> [RECORDS SHOWN]
——————————

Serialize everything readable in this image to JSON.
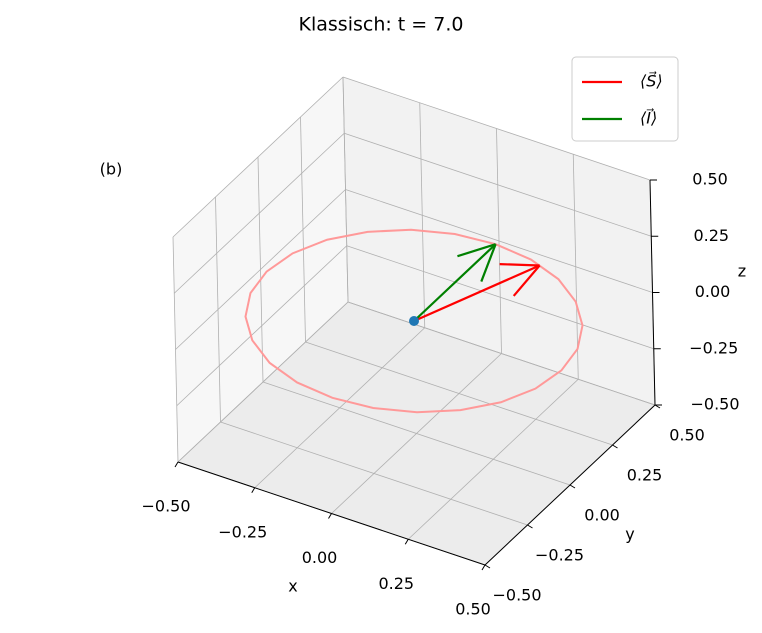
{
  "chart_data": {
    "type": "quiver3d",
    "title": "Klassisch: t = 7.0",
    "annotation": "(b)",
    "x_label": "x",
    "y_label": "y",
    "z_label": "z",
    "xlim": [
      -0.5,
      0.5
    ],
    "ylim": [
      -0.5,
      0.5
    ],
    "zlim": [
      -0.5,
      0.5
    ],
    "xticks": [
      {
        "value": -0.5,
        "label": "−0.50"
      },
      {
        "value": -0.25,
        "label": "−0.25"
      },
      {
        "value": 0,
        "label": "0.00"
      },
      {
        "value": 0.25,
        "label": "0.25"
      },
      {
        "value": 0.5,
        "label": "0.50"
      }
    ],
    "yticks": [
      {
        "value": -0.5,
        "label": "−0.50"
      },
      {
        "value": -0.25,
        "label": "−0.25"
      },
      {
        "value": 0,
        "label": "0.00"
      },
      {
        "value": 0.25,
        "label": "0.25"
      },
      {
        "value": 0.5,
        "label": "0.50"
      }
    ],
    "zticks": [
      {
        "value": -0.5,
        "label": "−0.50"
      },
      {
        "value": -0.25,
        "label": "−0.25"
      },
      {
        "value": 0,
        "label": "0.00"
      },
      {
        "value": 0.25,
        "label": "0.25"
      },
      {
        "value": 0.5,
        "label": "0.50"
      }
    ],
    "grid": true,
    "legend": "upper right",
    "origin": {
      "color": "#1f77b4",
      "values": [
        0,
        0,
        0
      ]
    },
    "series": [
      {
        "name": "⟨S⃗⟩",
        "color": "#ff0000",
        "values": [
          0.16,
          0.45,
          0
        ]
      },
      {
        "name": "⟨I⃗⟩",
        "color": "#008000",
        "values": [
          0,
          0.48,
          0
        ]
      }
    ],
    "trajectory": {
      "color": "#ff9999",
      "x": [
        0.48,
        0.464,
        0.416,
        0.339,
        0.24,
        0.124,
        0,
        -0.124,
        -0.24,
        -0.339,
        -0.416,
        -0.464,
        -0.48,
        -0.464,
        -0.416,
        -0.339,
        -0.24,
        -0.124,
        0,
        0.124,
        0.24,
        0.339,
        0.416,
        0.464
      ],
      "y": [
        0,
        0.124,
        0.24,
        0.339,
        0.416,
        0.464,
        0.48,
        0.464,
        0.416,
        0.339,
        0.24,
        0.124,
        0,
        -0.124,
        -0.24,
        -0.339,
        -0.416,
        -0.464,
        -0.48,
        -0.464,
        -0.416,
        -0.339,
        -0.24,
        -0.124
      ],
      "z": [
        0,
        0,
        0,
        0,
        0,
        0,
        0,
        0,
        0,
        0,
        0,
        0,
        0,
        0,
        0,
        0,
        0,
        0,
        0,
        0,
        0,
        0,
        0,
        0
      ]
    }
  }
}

——————————

> [DIRECTIONS FOR THIS TASK] Say how many lines in the records above hold "color", and give no other text.

> [FINISHED ANSWER] 4